> _Collection entries_:
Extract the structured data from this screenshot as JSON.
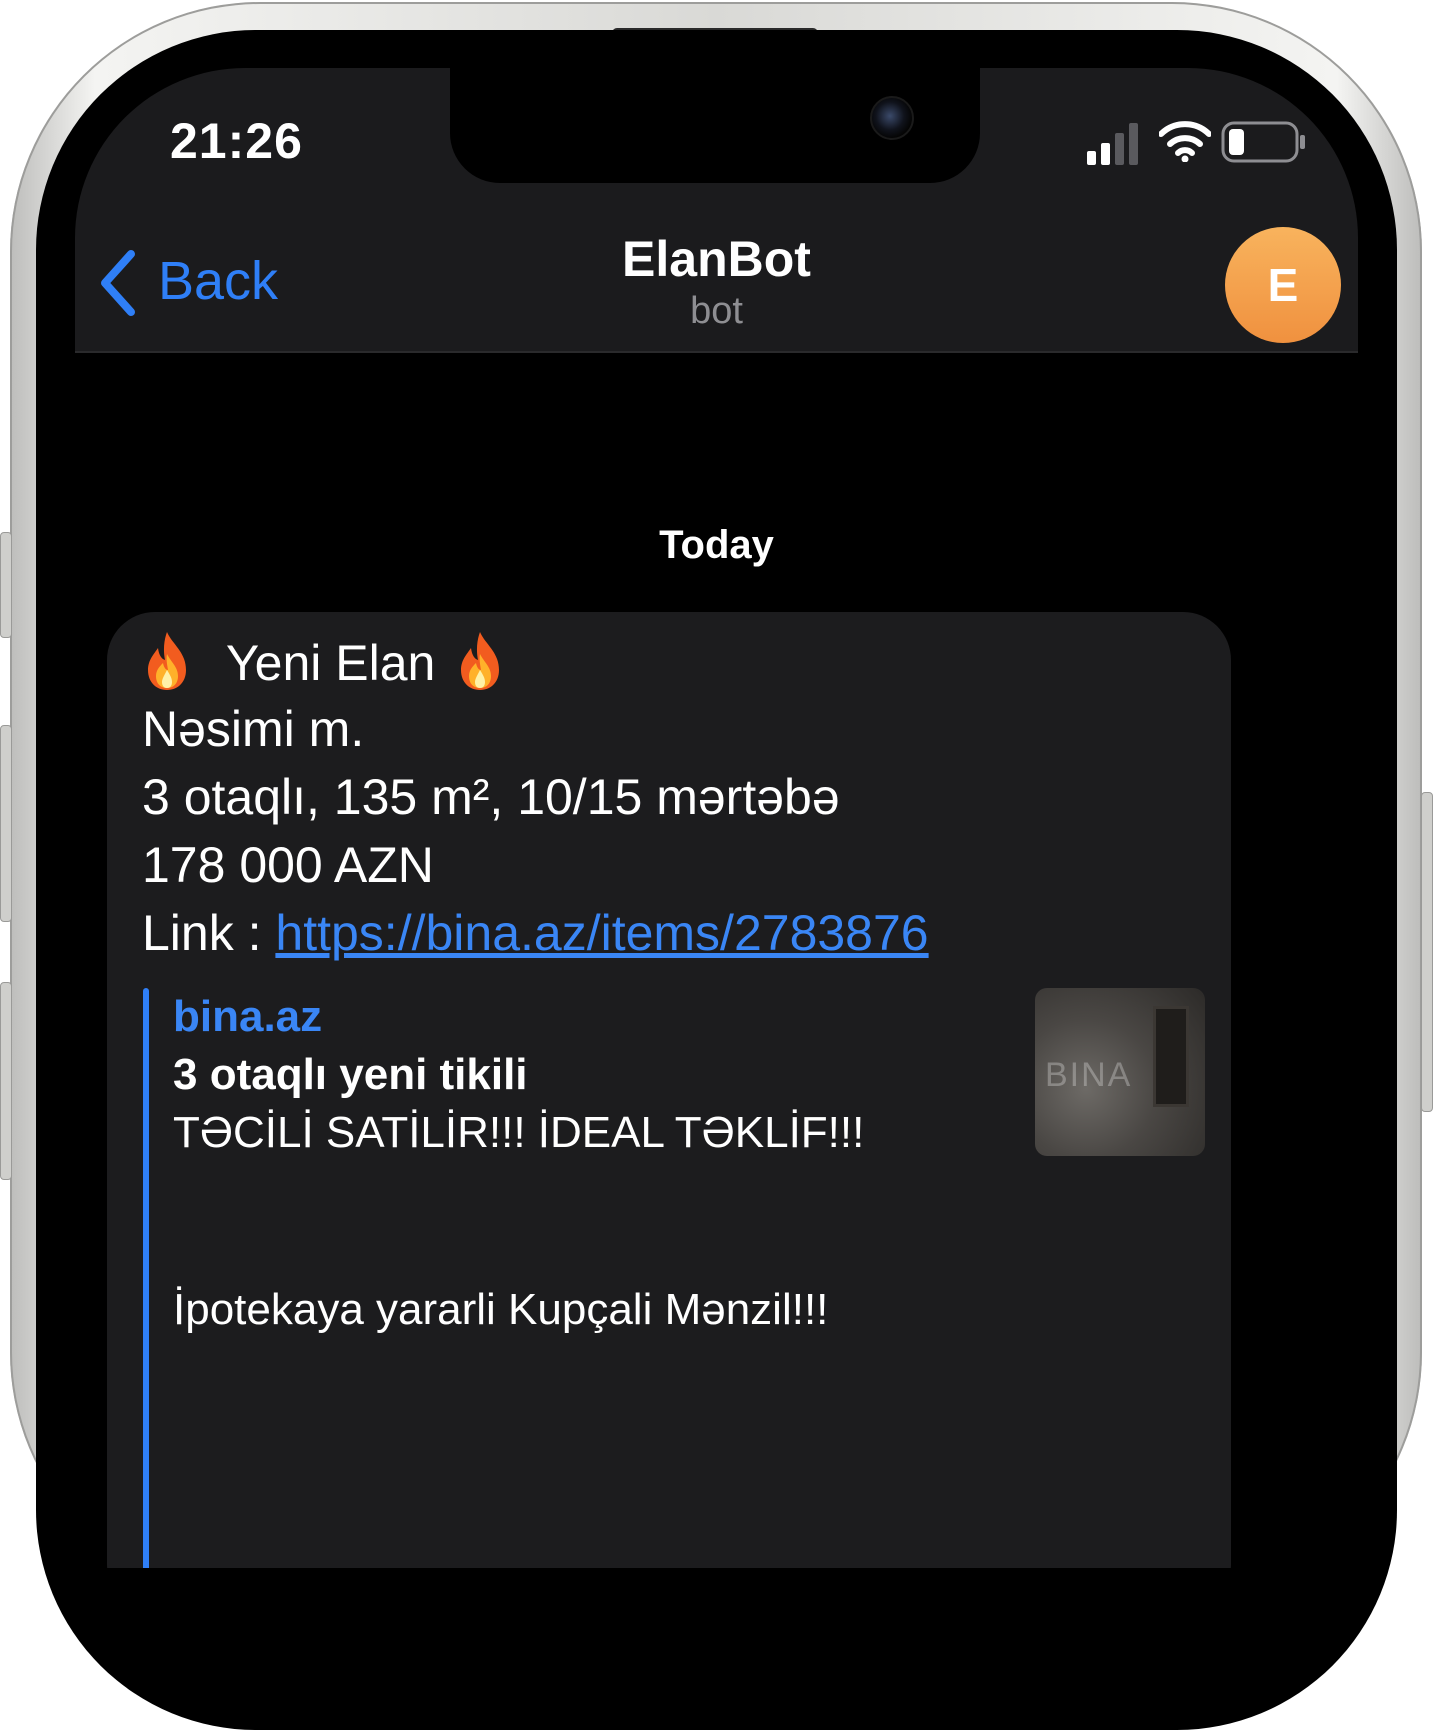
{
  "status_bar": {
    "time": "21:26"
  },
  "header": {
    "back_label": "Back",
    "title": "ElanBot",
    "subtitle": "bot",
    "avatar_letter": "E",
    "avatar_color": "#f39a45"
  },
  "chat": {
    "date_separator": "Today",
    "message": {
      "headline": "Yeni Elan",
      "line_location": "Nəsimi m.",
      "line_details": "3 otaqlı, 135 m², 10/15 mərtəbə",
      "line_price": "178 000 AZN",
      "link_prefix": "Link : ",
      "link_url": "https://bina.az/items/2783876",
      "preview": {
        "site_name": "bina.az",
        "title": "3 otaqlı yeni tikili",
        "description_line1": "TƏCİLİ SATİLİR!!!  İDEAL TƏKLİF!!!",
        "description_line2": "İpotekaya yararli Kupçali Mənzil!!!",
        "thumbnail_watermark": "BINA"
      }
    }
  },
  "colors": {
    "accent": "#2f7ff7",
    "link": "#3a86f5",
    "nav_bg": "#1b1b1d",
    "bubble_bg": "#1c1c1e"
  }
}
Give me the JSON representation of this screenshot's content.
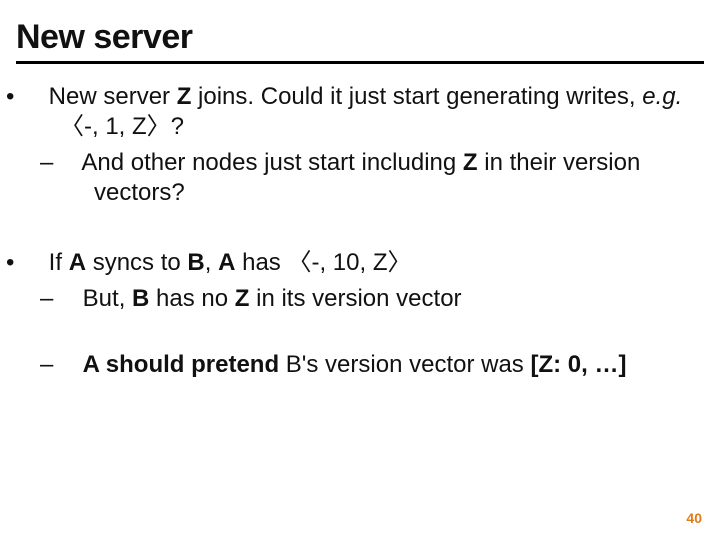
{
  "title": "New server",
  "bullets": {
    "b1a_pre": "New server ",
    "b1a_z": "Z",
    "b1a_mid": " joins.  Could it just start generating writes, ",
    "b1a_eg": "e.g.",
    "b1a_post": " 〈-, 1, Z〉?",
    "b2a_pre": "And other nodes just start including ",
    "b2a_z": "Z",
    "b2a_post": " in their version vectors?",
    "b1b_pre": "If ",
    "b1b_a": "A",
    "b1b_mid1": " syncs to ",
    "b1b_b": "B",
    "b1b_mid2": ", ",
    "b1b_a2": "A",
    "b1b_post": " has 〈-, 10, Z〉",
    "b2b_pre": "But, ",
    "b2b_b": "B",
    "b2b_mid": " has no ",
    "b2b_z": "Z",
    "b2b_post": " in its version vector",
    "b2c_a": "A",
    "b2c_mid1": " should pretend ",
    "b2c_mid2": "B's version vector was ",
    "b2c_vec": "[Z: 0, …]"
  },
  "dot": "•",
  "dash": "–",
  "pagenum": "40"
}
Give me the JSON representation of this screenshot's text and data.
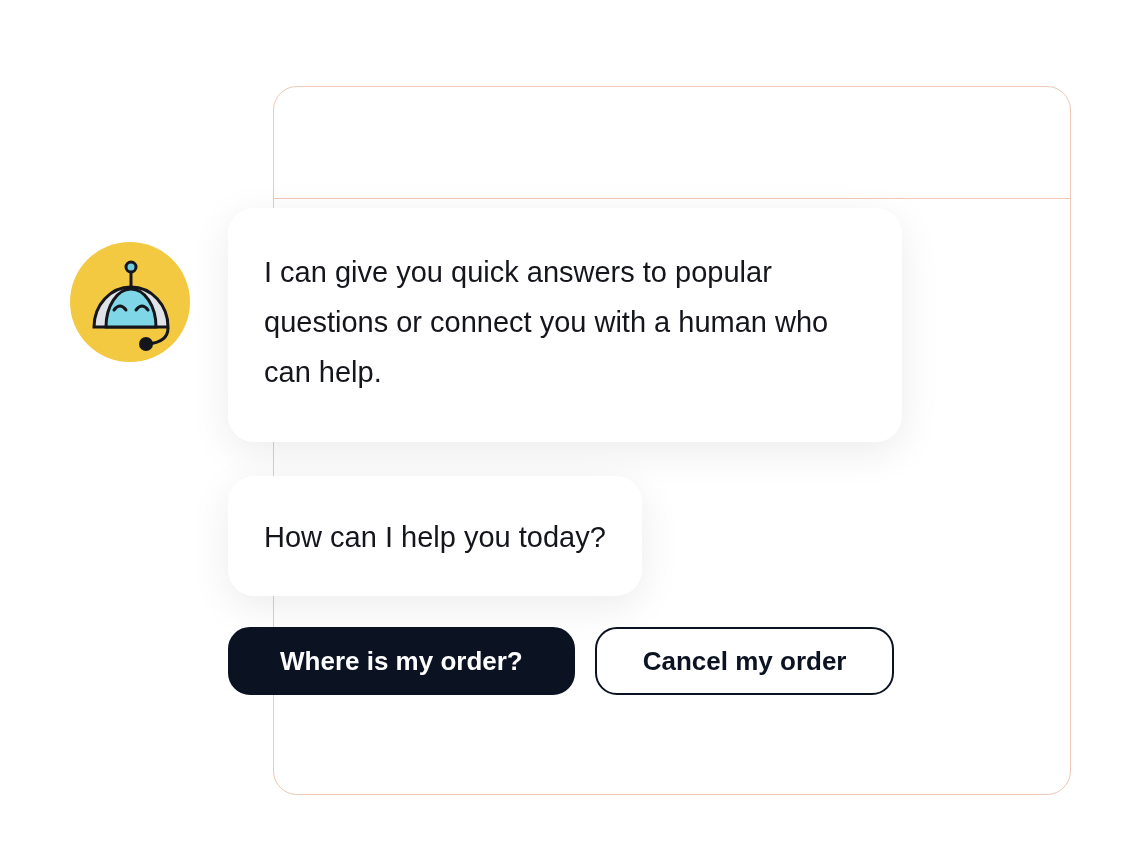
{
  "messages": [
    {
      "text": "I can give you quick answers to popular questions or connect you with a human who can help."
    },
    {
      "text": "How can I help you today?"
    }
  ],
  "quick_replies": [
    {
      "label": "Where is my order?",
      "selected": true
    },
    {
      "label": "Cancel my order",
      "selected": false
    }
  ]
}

> _What is asked_: The answer is one number: how many lines of the material above contain "help".

> _Result of the exercise_: 2